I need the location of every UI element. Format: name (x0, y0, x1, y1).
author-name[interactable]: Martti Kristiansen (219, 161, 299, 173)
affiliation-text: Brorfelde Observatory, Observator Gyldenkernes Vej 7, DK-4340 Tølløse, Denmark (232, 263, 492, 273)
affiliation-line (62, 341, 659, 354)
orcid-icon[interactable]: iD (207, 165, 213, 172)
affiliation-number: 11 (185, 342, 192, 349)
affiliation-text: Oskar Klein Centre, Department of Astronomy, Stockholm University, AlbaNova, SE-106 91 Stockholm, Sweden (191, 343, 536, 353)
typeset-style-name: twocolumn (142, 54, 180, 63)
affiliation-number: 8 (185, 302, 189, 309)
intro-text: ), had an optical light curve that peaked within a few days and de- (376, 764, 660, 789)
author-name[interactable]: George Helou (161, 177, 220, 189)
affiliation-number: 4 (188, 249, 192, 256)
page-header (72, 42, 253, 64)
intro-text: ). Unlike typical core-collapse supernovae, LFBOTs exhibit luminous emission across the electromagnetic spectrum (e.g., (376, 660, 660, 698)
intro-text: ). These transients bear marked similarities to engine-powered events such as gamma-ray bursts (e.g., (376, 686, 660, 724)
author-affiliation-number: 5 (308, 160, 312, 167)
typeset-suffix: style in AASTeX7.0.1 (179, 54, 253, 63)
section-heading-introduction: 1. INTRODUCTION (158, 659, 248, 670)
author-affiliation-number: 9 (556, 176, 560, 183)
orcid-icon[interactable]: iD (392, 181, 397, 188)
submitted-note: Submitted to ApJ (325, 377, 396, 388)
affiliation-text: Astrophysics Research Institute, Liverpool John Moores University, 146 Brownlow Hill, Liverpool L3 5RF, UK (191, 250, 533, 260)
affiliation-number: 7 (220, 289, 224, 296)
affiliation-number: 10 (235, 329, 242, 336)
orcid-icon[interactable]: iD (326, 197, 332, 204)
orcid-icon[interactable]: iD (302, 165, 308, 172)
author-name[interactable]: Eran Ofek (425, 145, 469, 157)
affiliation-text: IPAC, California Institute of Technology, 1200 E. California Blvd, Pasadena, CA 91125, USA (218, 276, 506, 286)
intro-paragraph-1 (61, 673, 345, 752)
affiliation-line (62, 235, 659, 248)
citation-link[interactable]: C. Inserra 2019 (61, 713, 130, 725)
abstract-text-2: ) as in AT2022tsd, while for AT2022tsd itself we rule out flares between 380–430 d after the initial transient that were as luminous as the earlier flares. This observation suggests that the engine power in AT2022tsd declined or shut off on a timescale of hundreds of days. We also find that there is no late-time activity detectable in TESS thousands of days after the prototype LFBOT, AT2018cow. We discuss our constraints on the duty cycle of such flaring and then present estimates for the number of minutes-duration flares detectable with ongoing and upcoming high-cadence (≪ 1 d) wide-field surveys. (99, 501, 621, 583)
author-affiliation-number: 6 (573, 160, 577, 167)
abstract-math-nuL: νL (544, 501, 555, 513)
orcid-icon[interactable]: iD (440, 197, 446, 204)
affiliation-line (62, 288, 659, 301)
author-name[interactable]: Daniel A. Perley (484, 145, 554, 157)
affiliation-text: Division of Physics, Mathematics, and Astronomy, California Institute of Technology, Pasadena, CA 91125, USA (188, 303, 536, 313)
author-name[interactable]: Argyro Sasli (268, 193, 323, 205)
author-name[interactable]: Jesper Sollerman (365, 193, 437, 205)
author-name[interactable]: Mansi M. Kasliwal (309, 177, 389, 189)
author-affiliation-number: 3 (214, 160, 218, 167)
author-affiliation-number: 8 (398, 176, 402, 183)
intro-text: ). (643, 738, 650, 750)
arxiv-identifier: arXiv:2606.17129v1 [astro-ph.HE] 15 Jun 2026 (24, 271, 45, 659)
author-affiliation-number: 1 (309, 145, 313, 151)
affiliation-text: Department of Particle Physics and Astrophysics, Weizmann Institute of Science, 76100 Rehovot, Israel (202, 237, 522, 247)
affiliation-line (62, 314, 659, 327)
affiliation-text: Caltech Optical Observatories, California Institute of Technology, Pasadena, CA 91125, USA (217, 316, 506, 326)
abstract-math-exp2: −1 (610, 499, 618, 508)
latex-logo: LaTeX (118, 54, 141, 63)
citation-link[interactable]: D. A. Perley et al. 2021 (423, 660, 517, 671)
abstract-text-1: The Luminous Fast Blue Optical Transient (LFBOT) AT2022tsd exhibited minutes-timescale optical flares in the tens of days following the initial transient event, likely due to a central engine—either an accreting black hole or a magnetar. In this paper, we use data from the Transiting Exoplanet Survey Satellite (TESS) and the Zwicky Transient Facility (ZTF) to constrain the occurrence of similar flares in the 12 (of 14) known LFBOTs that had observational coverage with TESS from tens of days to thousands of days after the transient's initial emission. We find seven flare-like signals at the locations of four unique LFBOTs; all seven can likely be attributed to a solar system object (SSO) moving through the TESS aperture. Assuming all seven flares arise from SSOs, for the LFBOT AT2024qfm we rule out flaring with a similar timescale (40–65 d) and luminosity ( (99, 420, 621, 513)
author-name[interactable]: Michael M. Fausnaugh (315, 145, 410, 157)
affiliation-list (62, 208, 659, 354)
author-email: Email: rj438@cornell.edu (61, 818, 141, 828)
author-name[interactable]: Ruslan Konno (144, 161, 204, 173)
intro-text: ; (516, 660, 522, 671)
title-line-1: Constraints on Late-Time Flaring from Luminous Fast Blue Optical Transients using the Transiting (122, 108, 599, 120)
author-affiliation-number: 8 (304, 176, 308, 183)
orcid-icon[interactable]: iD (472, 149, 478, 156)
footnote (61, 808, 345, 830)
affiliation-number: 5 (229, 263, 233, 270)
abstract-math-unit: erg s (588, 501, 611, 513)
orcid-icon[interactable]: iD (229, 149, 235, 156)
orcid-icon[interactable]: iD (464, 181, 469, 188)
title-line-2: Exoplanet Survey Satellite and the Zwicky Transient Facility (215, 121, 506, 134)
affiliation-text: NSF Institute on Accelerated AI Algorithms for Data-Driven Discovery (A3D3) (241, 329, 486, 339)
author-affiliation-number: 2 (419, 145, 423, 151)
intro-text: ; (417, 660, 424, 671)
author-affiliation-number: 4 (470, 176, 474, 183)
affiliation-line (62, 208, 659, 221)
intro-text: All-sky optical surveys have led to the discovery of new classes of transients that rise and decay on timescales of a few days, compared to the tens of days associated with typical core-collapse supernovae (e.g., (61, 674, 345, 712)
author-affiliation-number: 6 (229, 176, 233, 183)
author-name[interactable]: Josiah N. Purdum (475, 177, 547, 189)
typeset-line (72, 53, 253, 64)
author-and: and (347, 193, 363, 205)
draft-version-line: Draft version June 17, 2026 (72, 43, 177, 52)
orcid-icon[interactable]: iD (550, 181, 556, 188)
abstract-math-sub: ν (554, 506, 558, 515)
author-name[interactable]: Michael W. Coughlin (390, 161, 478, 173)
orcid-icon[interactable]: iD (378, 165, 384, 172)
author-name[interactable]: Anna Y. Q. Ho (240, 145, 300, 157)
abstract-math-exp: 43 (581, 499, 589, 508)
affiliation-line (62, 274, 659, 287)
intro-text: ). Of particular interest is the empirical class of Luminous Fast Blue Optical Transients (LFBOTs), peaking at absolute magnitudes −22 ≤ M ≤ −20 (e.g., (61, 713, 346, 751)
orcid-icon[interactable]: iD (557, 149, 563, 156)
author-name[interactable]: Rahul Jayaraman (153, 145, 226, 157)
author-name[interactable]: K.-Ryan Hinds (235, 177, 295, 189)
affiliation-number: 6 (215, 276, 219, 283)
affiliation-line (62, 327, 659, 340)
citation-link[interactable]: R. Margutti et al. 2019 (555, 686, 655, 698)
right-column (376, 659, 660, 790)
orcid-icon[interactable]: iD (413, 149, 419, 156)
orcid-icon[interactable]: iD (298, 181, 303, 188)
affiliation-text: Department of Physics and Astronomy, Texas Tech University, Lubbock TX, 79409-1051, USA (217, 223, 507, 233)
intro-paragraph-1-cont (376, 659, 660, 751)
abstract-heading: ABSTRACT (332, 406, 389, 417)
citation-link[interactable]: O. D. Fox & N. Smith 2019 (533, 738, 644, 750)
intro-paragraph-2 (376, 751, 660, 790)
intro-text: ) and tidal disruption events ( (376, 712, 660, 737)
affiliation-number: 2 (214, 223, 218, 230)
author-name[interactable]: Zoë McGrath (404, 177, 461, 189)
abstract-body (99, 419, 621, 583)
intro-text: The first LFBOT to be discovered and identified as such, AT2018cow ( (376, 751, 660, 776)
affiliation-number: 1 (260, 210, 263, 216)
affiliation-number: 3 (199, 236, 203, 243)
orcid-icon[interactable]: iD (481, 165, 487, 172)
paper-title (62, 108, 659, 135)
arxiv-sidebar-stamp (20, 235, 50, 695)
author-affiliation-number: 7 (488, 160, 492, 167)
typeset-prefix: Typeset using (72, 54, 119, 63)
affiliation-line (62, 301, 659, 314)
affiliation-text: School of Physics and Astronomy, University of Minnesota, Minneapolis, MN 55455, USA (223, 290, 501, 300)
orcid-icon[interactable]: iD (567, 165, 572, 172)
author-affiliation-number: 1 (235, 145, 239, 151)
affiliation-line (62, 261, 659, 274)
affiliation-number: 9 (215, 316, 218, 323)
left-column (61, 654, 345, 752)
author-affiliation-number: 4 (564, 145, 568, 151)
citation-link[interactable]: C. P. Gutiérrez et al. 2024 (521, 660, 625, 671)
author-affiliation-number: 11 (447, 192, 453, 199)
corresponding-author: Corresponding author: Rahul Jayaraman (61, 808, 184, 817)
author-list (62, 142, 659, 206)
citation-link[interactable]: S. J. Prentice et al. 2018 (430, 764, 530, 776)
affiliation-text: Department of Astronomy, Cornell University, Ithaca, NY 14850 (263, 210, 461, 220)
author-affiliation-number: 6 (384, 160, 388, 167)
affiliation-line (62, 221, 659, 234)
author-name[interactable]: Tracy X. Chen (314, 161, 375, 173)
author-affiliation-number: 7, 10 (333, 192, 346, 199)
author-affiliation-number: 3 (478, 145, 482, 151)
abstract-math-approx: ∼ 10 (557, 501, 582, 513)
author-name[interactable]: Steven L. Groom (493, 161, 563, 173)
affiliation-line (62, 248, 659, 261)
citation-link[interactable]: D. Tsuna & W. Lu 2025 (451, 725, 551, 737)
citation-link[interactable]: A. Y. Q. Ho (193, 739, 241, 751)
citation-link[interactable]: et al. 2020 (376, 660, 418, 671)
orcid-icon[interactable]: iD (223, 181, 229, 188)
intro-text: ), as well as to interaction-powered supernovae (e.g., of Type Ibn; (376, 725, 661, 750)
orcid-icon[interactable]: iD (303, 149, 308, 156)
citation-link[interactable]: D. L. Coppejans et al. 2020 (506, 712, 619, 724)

**Written task:**
Print the records from the first line through the line containing "affiliation-line (62, 235, 659, 248)", including both ends, copying each line exactly.

**Complete response:**
I need the location of every UI element. Format: name (x0, y0, x1, y1).
author-name[interactable]: Martti Kristiansen (219, 161, 299, 173)
affiliation-text: Brorfelde Observatory, Observator Gyldenkernes Vej 7, DK-4340 Tølløse, Denmark (232, 263, 492, 273)
affiliation-line (62, 341, 659, 354)
orcid-icon[interactable]: iD (207, 165, 213, 172)
affiliation-number: 11 (185, 342, 192, 349)
affiliation-text: Oskar Klein Centre, Department of Astronomy, Stockholm University, AlbaNova, SE-106 91 Stockholm, Sweden (191, 343, 536, 353)
typeset-style-name: twocolumn (142, 54, 180, 63)
affiliation-number: 8 (185, 302, 189, 309)
intro-text: ), had an optical light curve that peaked within a few days and de- (376, 764, 660, 789)
author-name[interactable]: George Helou (161, 177, 220, 189)
affiliation-number: 4 (188, 249, 192, 256)
page-header (72, 42, 253, 64)
intro-text: ). Unlike typical core-collapse supernovae, LFBOTs exhibit luminous emission across the electromagnetic spectrum (e.g., (376, 660, 660, 698)
intro-text: ). These transients bear marked similarities to engine-powered events such as gamma-ray bursts (e.g., (376, 686, 660, 724)
author-affiliation-number: 5 (308, 160, 312, 167)
typeset-suffix: style in AASTeX7.0.1 (179, 54, 253, 63)
section-heading-introduction: 1. INTRODUCTION (158, 659, 248, 670)
author-affiliation-number: 9 (556, 176, 560, 183)
orcid-icon[interactable]: iD (392, 181, 397, 188)
submitted-note: Submitted to ApJ (325, 377, 396, 388)
affiliation-text: Astrophysics Research Institute, Liverpool John Moores University, 146 Brownlow Hill, Liverpool L3 5RF, UK (191, 250, 533, 260)
affiliation-number: 7 (220, 289, 224, 296)
affiliation-number: 10 (235, 329, 242, 336)
orcid-icon[interactable]: iD (326, 197, 332, 204)
orcid-icon[interactable]: iD (302, 165, 308, 172)
author-name[interactable]: Eran Ofek (425, 145, 469, 157)
affiliation-text: IPAC, California Institute of Technology, 1200 E. California Blvd, Pasadena, CA 91125, USA (218, 276, 506, 286)
intro-paragraph-1 (61, 673, 345, 752)
affiliation-line (62, 235, 659, 248)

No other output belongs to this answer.